What to work on
Pictures do not belong in the copy; quote every entry below exactly.

Material to process
= = = =
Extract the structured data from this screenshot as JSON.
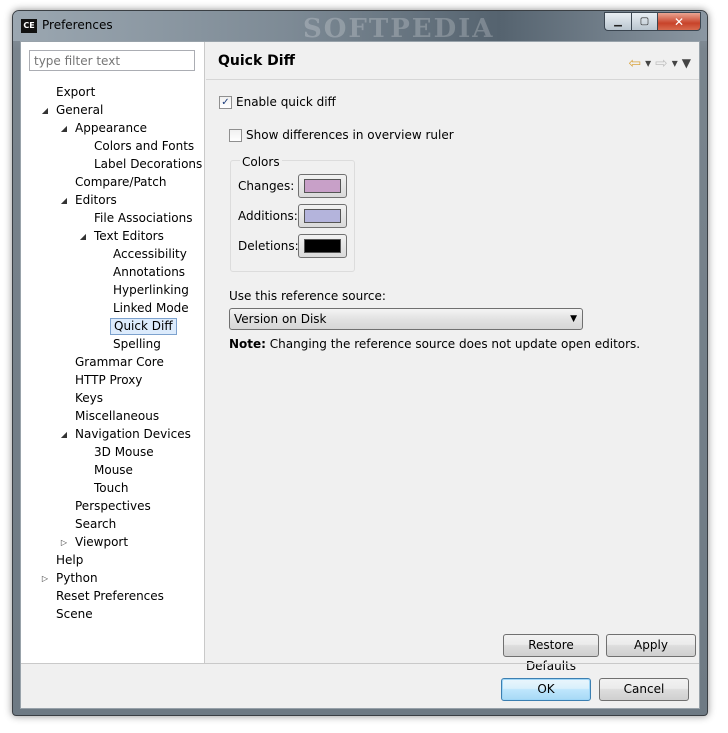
{
  "window": {
    "app_icon": "CE",
    "title": "Preferences",
    "watermark": "SOFTPEDIA",
    "minimize_glyph": "▁",
    "maximize_glyph": "▢",
    "close_glyph": "✕"
  },
  "filter": {
    "placeholder": "type filter text",
    "value": ""
  },
  "tree": [
    {
      "label": "Export",
      "level": 0,
      "state": "leaf"
    },
    {
      "label": "General",
      "level": 0,
      "state": "expanded"
    },
    {
      "label": "Appearance",
      "level": 1,
      "state": "expanded"
    },
    {
      "label": "Colors and Fonts",
      "level": 2,
      "state": "leaf"
    },
    {
      "label": "Label Decorations",
      "level": 2,
      "state": "leaf"
    },
    {
      "label": "Compare/Patch",
      "level": 1,
      "state": "leaf"
    },
    {
      "label": "Editors",
      "level": 1,
      "state": "expanded"
    },
    {
      "label": "File Associations",
      "level": 2,
      "state": "leaf"
    },
    {
      "label": "Text Editors",
      "level": 2,
      "state": "expanded"
    },
    {
      "label": "Accessibility",
      "level": 3,
      "state": "leaf"
    },
    {
      "label": "Annotations",
      "level": 3,
      "state": "leaf"
    },
    {
      "label": "Hyperlinking",
      "level": 3,
      "state": "leaf"
    },
    {
      "label": "Linked Mode",
      "level": 3,
      "state": "leaf"
    },
    {
      "label": "Quick Diff",
      "level": 3,
      "state": "leaf",
      "selected": true
    },
    {
      "label": "Spelling",
      "level": 3,
      "state": "leaf"
    },
    {
      "label": "Grammar Core",
      "level": 1,
      "state": "leaf"
    },
    {
      "label": "HTTP Proxy",
      "level": 1,
      "state": "leaf"
    },
    {
      "label": "Keys",
      "level": 1,
      "state": "leaf"
    },
    {
      "label": "Miscellaneous",
      "level": 1,
      "state": "leaf"
    },
    {
      "label": "Navigation Devices",
      "level": 1,
      "state": "expanded"
    },
    {
      "label": "3D Mouse",
      "level": 2,
      "state": "leaf"
    },
    {
      "label": "Mouse",
      "level": 2,
      "state": "leaf"
    },
    {
      "label": "Touch",
      "level": 2,
      "state": "leaf"
    },
    {
      "label": "Perspectives",
      "level": 1,
      "state": "leaf"
    },
    {
      "label": "Search",
      "level": 1,
      "state": "leaf"
    },
    {
      "label": "Viewport",
      "level": 1,
      "state": "collapsed"
    },
    {
      "label": "Help",
      "level": 0,
      "state": "leaf"
    },
    {
      "label": "Python",
      "level": 0,
      "state": "collapsed"
    },
    {
      "label": "Reset Preferences",
      "level": 0,
      "state": "leaf"
    },
    {
      "label": "Scene",
      "level": 0,
      "state": "leaf"
    }
  ],
  "page": {
    "title": "Quick Diff",
    "nav": {
      "back": "⇦",
      "back_menu": "▾",
      "forward": "⇨",
      "forward_menu": "▾",
      "view_menu": "▼"
    },
    "enable_quick_diff": {
      "label": "Enable quick diff",
      "checked": true
    },
    "show_overview": {
      "label": "Show differences in overview ruler",
      "checked": false
    },
    "colors": {
      "legend": "Colors",
      "changes": {
        "label": "Changes:",
        "color": "#c8a0c8"
      },
      "additions": {
        "label": "Additions:",
        "color": "#b4b4dc"
      },
      "deletions": {
        "label": "Deletions:",
        "color": "#000000"
      }
    },
    "reference": {
      "label": "Use this reference source:",
      "selected": "Version on Disk",
      "arrow": "▼"
    },
    "note": {
      "bold": "Note:",
      "text": " Changing the reference source does not update open editors."
    },
    "restore_defaults": "Restore Defaults",
    "apply": "Apply"
  },
  "dialog": {
    "ok": "OK",
    "cancel": "Cancel"
  },
  "glyphs": {
    "expanded": "◢",
    "collapsed": "▷",
    "check": "✓"
  }
}
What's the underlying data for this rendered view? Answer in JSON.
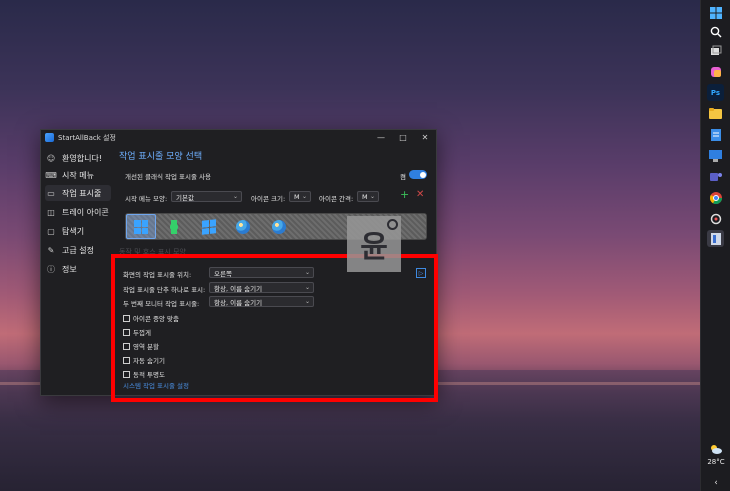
{
  "window": {
    "title": "StartAllBack 설정",
    "controls": {
      "minimize": "—",
      "maximize": "□",
      "close": "✕"
    }
  },
  "sidebar": {
    "items": [
      {
        "icon": "☺",
        "label": "환영합니다!"
      },
      {
        "icon": "⌨",
        "label": "시작 메뉴"
      },
      {
        "icon": "▭",
        "label": "작업 표시줄"
      },
      {
        "icon": "◫",
        "label": "트레이 아이콘"
      },
      {
        "icon": "▢",
        "label": "탐색기"
      },
      {
        "icon": "✎",
        "label": "고급 설정"
      },
      {
        "icon": "ⓘ",
        "label": "정보"
      }
    ]
  },
  "main": {
    "title": "작업 표시줄 모양 선택",
    "classic_label": "개선된 클래식 작업 표시줄 사용",
    "toggle_label": "켬",
    "start_menu_style_label": "시작 메뉴 모양:",
    "start_menu_style_value": "기본값",
    "icon_size_label": "아이콘 크기:",
    "icon_size_value": "M",
    "icon_spacing_label": "아이콘 간격:",
    "icon_spacing_value": "M",
    "plus": "+",
    "remove": "✕",
    "behind_text": "동작 및 호스 표시 모양",
    "badge": "▷",
    "position_label": "화면의 작업 표시줄 위치:",
    "position_value": "오른쪽",
    "combine_label": "작업 표시줄 단추 하나로 표시:",
    "combine_value": "항상, 이름 숨기기",
    "second_monitor_label": "두 번째 모니터 작업 표시줄:",
    "second_monitor_value": "항상, 이름 숨기기",
    "checkboxes": [
      "아이콘 중앙 맞춤",
      "두껍게",
      "영역 분할",
      "자동 숨기기",
      "동적 투명도"
    ],
    "system_link": "시스템 작업 표시줄 설정"
  },
  "watermark": {
    "text": "윤"
  },
  "taskbar": {
    "temperature": "28°C",
    "chevron": "‹"
  },
  "colors": {
    "accent": "#6fb0ff",
    "highlight": "#ff0000",
    "toggle": "#2f7fe0"
  }
}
= = = =
Task solution
Extract the structured data from this screenshot as JSON.
{
  "window": {
    "app_icon": "CE",
    "title": "Preferences",
    "watermark": "SOFTPEDIA",
    "minimize_glyph": "▁",
    "maximize_glyph": "▢",
    "close_glyph": "✕"
  },
  "filter": {
    "placeholder": "type filter text",
    "value": ""
  },
  "tree": [
    {
      "label": "Export",
      "level": 0,
      "state": "leaf"
    },
    {
      "label": "General",
      "level": 0,
      "state": "expanded"
    },
    {
      "label": "Appearance",
      "level": 1,
      "state": "expanded"
    },
    {
      "label": "Colors and Fonts",
      "level": 2,
      "state": "leaf"
    },
    {
      "label": "Label Decorations",
      "level": 2,
      "state": "leaf"
    },
    {
      "label": "Compare/Patch",
      "level": 1,
      "state": "leaf"
    },
    {
      "label": "Editors",
      "level": 1,
      "state": "expanded"
    },
    {
      "label": "File Associations",
      "level": 2,
      "state": "leaf"
    },
    {
      "label": "Text Editors",
      "level": 2,
      "state": "expanded"
    },
    {
      "label": "Accessibility",
      "level": 3,
      "state": "leaf"
    },
    {
      "label": "Annotations",
      "level": 3,
      "state": "leaf"
    },
    {
      "label": "Hyperlinking",
      "level": 3,
      "state": "leaf"
    },
    {
      "label": "Linked Mode",
      "level": 3,
      "state": "leaf"
    },
    {
      "label": "Quick Diff",
      "level": 3,
      "state": "leaf",
      "selected": true
    },
    {
      "label": "Spelling",
      "level": 3,
      "state": "leaf"
    },
    {
      "label": "Grammar Core",
      "level": 1,
      "state": "leaf"
    },
    {
      "label": "HTTP Proxy",
      "level": 1,
      "state": "leaf"
    },
    {
      "label": "Keys",
      "level": 1,
      "state": "leaf"
    },
    {
      "label": "Miscellaneous",
      "level": 1,
      "state": "leaf"
    },
    {
      "label": "Navigation Devices",
      "level": 1,
      "state": "expanded"
    },
    {
      "label": "3D Mouse",
      "level": 2,
      "state": "leaf"
    },
    {
      "label": "Mouse",
      "level": 2,
      "state": "leaf"
    },
    {
      "label": "Touch",
      "level": 2,
      "state": "leaf"
    },
    {
      "label": "Perspectives",
      "level": 1,
      "state": "leaf"
    },
    {
      "label": "Search",
      "level": 1,
      "state": "leaf"
    },
    {
      "label": "Viewport",
      "level": 1,
      "state": "collapsed"
    },
    {
      "label": "Help",
      "level": 0,
      "state": "leaf"
    },
    {
      "label": "Python",
      "level": 0,
      "state": "collapsed"
    },
    {
      "label": "Reset Preferences",
      "level": 0,
      "state": "leaf"
    },
    {
      "label": "Scene",
      "level": 0,
      "state": "leaf"
    }
  ],
  "page": {
    "title": "Quick Diff",
    "nav": {
      "back": "⇦",
      "back_menu": "▾",
      "forward": "⇨",
      "forward_menu": "▾",
      "view_menu": "▼"
    },
    "enable_quick_diff": {
      "label": "Enable quick diff",
      "checked": true
    },
    "show_overview": {
      "label": "Show differences in overview ruler",
      "checked": false
    },
    "colors": {
      "legend": "Colors",
      "changes": {
        "label": "Changes:",
        "color": "#c8a0c8"
      },
      "additions": {
        "label": "Additions:",
        "color": "#b4b4dc"
      },
      "deletions": {
        "label": "Deletions:",
        "color": "#000000"
      }
    },
    "reference": {
      "label": "Use this reference source:",
      "selected": "Version on Disk",
      "arrow": "▼"
    },
    "note": {
      "bold": "Note:",
      "text": " Changing the reference source does not update open editors."
    },
    "restore_defaults": "Restore Defaults",
    "apply": "Apply"
  },
  "dialog": {
    "ok": "OK",
    "cancel": "Cancel"
  },
  "glyphs": {
    "expanded": "◢",
    "collapsed": "▷",
    "check": "✓"
  }
}
What's the underlying data for this rendered view? Answer in JSON.
{
  "window": {
    "title": "StartAllBack 설정",
    "controls": {
      "minimize": "—",
      "maximize": "□",
      "close": "✕"
    }
  },
  "sidebar": {
    "items": [
      {
        "icon": "☺",
        "label": "환영합니다!"
      },
      {
        "icon": "⌨",
        "label": "시작 메뉴"
      },
      {
        "icon": "▭",
        "label": "작업 표시줄"
      },
      {
        "icon": "◫",
        "label": "트레이 아이콘"
      },
      {
        "icon": "▢",
        "label": "탐색기"
      },
      {
        "icon": "✎",
        "label": "고급 설정"
      },
      {
        "icon": "ⓘ",
        "label": "정보"
      }
    ]
  },
  "main": {
    "title": "작업 표시줄 모양 선택",
    "classic_label": "개선된 클래식 작업 표시줄 사용",
    "toggle_label": "켬",
    "start_menu_style_label": "시작 메뉴 모양:",
    "start_menu_style_value": "기본값",
    "icon_size_label": "아이콘 크기:",
    "icon_size_value": "M",
    "icon_spacing_label": "아이콘 간격:",
    "icon_spacing_value": "M",
    "plus": "+",
    "remove": "✕",
    "behind_text": "동작 및 호스 표시 모양",
    "badge": "▷",
    "position_label": "화면의 작업 표시줄 위치:",
    "position_value": "오른쪽",
    "combine_label": "작업 표시줄 단추 하나로 표시:",
    "combine_value": "항상, 이름 숨기기",
    "second_monitor_label": "두 번째 모니터 작업 표시줄:",
    "second_monitor_value": "항상, 이름 숨기기",
    "checkboxes": [
      "아이콘 중앙 맞춤",
      "두껍게",
      "영역 분할",
      "자동 숨기기",
      "동적 투명도"
    ],
    "system_link": "시스템 작업 표시줄 설정"
  },
  "watermark": {
    "text": "윤"
  },
  "taskbar": {
    "temperature": "28°C",
    "chevron": "‹"
  },
  "colors": {
    "accent": "#6fb0ff",
    "highlight": "#ff0000",
    "toggle": "#2f7fe0"
  }
}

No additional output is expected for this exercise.